PROBLEM:
State how many lines hold the string "value". Give the number and nothing else.

RECORDS SHOWN:
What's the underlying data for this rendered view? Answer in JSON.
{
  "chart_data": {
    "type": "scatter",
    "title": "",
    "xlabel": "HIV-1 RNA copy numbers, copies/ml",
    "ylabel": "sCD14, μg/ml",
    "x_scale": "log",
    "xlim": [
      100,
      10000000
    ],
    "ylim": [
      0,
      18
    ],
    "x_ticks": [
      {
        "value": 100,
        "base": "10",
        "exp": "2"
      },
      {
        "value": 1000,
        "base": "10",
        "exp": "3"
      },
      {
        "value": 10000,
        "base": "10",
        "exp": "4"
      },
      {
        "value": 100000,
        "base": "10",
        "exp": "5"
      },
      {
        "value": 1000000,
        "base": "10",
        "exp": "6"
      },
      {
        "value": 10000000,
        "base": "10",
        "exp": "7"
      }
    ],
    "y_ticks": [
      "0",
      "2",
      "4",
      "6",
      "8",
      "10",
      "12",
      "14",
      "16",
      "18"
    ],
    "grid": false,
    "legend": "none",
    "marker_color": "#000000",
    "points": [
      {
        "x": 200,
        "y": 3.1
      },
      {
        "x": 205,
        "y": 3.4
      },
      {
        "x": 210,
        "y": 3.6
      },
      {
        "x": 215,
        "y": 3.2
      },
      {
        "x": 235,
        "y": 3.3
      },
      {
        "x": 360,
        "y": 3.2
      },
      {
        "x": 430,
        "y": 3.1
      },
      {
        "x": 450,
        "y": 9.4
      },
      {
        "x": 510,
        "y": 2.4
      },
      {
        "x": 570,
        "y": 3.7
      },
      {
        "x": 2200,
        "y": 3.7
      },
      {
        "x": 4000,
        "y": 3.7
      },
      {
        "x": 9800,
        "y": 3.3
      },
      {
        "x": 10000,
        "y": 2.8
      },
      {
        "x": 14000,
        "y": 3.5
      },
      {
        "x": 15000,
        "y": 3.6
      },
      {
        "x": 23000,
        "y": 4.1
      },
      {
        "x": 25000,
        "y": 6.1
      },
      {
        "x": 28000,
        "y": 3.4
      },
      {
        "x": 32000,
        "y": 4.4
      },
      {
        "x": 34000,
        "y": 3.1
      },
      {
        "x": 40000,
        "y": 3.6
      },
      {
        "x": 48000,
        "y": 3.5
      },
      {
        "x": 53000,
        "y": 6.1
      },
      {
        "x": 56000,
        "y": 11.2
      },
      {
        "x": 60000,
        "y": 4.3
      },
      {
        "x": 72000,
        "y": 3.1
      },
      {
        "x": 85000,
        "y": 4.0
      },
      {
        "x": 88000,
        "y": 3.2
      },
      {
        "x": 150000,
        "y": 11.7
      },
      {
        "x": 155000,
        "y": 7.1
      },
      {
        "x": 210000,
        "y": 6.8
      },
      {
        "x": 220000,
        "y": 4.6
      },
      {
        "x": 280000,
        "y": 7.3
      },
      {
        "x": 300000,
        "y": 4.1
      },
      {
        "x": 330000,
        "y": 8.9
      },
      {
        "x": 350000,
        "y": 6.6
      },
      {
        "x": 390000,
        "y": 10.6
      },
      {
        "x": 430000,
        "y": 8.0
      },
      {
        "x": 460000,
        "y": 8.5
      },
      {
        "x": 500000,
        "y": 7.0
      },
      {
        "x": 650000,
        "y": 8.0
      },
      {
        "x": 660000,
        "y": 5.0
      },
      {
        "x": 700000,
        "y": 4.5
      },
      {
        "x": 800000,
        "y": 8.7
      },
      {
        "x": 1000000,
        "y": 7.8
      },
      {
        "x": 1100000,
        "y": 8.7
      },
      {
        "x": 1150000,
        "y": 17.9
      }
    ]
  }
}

PROBLEM SOLUTION:
6